_Source extract_:

Chapter 5 Before Our Very Eyes
Dawkins recounts several fascinating examples of evolution that have taken place within human lifetimes. Through these examples, Dawkins demonstrates that new genetic information can be produced by mutation, and enlightens us to the awesome power of evolution, which we are lucky enough to catch glimpses of.
Chapters 6 & 7
These chapters are essentially the same. One is devoted to transitional fossils of other animals, one is devoted to transitional fossils of humans.
Chapter 8 You Did It Yourself in Nine Months
A Fascinating Digression into embryology. I learned quite a bit from this chapter, but won't attempt to summarize it or what it has to do with the book's main point. You'll have to read the book yourself to find out!
Chapter 9 Ark of the Continents
Discusses the evidence that Biogeography provides for Evolution, and the problems it poses for creationists. Frank Zindler makes points very similar to Dawkins:
"Consider the mammalian fauna of Australia... The marsupial population of Australia contains animal families, genera, and species found nowhere else on earth - not even in fossil form. We are to suppose that each species of marsupial managed to get from Mt. Ararat to Australia, but couldn't find its way to any other part of the world - including those regions located between Turkey and Australia. Despite the fact that most marsupial species seem to be out-gunned when they are forced to compete with placental mammals (hence the extinction of so many marsupial species after the introduction of European mammals), we are to suppose that wombats and wallabies, bandicoots and koalas, kept ahead of lions-'n-tigers-'n-bears all the way to Indonesia, and then - although the superior placental predators couldn't manage it - continued on to Australia. As if this were not mind-boggling enough, after all this implausible world travel, and after all the dust had settled, it turns out that the types of marsupials that made it to Australia just happened to form an ensemble able to fill all the ecological niches available!"

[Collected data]
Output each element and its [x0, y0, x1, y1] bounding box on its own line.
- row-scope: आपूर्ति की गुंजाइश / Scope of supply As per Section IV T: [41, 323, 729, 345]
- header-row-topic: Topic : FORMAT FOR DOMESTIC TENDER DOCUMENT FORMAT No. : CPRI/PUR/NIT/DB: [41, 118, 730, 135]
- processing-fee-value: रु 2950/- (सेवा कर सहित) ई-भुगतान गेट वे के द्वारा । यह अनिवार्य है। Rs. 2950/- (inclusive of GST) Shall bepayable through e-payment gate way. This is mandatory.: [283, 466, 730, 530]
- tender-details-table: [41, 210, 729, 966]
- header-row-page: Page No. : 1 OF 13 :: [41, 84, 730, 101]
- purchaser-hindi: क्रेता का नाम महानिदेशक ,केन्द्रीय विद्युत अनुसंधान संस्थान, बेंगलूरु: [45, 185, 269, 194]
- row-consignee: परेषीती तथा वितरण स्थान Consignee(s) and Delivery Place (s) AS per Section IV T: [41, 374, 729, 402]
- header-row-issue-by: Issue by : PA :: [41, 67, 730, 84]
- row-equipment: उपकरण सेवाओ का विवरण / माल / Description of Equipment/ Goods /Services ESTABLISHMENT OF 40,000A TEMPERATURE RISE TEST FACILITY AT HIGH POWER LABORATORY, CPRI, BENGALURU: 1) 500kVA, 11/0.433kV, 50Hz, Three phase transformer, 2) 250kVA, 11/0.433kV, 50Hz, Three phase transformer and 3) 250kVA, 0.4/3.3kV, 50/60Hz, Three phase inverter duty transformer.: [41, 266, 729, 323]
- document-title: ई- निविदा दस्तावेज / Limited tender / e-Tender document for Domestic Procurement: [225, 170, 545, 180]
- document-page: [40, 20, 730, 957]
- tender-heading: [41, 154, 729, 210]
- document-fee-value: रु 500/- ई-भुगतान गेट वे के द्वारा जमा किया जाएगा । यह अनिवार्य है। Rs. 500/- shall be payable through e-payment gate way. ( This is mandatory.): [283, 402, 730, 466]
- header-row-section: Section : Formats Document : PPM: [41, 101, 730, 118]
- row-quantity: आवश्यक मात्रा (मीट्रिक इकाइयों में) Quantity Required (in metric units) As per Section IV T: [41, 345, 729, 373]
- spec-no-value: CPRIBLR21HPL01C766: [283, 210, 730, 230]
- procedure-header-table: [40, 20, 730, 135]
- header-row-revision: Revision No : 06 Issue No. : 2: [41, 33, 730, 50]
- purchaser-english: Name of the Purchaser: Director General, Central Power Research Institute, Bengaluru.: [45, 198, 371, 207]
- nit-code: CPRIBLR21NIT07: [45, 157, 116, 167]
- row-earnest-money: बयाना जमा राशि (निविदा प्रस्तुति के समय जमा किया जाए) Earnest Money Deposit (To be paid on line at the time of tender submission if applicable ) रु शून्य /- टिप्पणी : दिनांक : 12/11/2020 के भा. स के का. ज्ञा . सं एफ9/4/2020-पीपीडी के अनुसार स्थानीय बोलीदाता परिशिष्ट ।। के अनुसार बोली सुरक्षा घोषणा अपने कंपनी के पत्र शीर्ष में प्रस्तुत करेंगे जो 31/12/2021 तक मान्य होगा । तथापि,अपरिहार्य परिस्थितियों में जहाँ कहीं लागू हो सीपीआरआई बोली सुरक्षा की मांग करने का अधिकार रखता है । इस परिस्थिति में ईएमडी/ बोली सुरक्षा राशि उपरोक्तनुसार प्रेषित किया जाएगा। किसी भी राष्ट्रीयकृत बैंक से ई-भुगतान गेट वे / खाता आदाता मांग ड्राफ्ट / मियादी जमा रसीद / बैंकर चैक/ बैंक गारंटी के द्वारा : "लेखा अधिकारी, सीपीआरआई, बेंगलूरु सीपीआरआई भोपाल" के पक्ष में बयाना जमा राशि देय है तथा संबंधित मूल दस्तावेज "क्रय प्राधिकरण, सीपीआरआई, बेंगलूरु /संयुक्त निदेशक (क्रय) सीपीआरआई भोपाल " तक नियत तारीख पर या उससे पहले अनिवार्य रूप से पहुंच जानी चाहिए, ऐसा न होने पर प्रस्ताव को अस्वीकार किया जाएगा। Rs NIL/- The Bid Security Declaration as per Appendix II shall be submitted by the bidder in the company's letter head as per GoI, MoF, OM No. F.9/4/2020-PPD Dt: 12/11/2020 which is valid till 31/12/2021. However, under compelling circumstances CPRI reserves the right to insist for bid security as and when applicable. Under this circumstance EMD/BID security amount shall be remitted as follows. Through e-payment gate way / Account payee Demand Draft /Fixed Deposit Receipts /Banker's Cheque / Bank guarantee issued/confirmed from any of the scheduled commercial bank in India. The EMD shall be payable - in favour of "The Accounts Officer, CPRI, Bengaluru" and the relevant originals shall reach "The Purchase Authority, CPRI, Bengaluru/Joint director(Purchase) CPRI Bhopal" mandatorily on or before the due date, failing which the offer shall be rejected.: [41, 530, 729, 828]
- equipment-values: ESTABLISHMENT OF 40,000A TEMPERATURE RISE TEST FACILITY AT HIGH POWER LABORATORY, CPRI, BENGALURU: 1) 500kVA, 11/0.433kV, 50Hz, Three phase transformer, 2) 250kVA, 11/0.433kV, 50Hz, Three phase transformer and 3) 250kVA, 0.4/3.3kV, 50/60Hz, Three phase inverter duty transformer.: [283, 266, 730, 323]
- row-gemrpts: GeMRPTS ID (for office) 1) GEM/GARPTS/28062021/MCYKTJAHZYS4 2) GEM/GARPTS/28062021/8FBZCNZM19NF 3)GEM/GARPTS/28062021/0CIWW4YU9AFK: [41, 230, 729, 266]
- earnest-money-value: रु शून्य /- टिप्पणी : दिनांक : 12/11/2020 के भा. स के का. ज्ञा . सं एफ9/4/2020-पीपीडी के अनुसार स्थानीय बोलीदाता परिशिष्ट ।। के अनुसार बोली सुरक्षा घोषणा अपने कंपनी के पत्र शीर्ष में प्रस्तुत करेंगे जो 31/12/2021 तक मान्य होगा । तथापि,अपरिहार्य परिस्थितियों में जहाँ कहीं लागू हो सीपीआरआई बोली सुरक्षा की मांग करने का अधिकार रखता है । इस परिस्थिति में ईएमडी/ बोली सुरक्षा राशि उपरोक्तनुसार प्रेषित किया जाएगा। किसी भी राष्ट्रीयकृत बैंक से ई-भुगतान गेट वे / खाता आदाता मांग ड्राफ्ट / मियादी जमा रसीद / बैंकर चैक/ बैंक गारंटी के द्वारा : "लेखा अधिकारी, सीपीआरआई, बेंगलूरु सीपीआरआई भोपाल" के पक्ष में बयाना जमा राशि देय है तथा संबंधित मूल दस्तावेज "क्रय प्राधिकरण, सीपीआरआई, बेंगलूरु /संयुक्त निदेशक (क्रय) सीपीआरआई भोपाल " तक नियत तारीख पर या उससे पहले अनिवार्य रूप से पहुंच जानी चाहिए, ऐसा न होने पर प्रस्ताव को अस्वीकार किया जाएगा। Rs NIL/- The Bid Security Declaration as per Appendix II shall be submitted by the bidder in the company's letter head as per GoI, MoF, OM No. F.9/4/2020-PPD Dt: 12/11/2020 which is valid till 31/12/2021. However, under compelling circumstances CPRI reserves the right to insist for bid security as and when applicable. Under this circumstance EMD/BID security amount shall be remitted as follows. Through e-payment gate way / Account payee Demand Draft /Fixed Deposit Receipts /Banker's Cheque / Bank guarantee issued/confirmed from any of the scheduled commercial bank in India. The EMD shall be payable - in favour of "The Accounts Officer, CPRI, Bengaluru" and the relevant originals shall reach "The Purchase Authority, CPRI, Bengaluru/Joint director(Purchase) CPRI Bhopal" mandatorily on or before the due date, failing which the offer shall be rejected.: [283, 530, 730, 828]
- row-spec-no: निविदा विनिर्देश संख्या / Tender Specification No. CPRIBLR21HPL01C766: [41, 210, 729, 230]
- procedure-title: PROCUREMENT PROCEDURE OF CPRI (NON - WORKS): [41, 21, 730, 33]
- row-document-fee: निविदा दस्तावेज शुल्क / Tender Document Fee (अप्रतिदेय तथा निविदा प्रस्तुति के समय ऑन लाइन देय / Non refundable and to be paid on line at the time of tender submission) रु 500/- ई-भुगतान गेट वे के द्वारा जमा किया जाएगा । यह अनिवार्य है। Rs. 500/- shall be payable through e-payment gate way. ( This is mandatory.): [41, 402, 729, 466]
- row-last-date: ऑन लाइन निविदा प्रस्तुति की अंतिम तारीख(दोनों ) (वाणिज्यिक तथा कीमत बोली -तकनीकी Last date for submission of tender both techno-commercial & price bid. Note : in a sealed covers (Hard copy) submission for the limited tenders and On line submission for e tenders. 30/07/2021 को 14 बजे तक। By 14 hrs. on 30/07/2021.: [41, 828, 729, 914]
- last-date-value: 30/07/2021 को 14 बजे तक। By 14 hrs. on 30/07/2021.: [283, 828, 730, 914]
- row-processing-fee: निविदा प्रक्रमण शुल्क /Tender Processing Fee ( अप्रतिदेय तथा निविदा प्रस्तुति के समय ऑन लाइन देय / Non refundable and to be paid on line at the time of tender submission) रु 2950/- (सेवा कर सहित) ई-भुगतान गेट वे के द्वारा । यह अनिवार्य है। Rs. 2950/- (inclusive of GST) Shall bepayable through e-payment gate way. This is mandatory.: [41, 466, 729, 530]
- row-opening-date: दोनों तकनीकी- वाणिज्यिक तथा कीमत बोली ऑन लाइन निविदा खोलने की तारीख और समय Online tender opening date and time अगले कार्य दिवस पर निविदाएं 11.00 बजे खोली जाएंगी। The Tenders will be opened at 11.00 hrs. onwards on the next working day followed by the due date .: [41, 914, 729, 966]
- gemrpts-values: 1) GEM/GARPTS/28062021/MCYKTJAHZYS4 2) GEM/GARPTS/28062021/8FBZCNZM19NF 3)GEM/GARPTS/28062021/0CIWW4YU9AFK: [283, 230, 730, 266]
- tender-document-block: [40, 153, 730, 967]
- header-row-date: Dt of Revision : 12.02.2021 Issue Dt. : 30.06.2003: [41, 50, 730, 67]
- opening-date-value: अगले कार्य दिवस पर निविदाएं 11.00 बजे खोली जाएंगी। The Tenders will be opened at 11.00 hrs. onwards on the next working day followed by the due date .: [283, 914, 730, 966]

_Assignment 1_:
Answer these questions using the chapter summaries:
(a) What are Chapters 6 and 7 each devoted to?
(b) Chapter 8 is described as a digression into what field?
(c) Who is quoted under Chapter 9 as making points very similar to Dawkins?
_Assignment 2_: Carry on the chapter summaries, starting after the quoted passage about Australia's marsupials.

_Task answer 1_:
(a) One is devoted to transitional fossils of other animals, and the other to transitional fossils of humans.
(b) Embryology.
(c) Frank Zindler.

_Task answer 2_:
Chapter 10 The Tree of Cousinship
Dawkins reviews the anatomical evidence for common descent: The commonalities in bone structure shared by all vertebrates. Also discussed are the patterns of life that reflect common descent, such as the fact that one can find almost identical degrees of relationships in different genes.
Chapter 11 History Written All Over Us
This is mostly vestigial organs and bad design seen in living things.
Chapter 12 Arms Races and 'Evolutionary Theodicy'
Dawkins develops an argument for evolution based on the fact that evolution predicts that arms races must have occurred in the past: Predators getting better and better at finding and killing prey, prey getting steadily better at getting away from the predators. The evidence for past arms races is overwhelming, and it is what we expect from evolution but we do not expect from design.
Chapter 13 There is Grandeur in this View of Life
The closing chapter which goes over the origin of life and various other loose ends.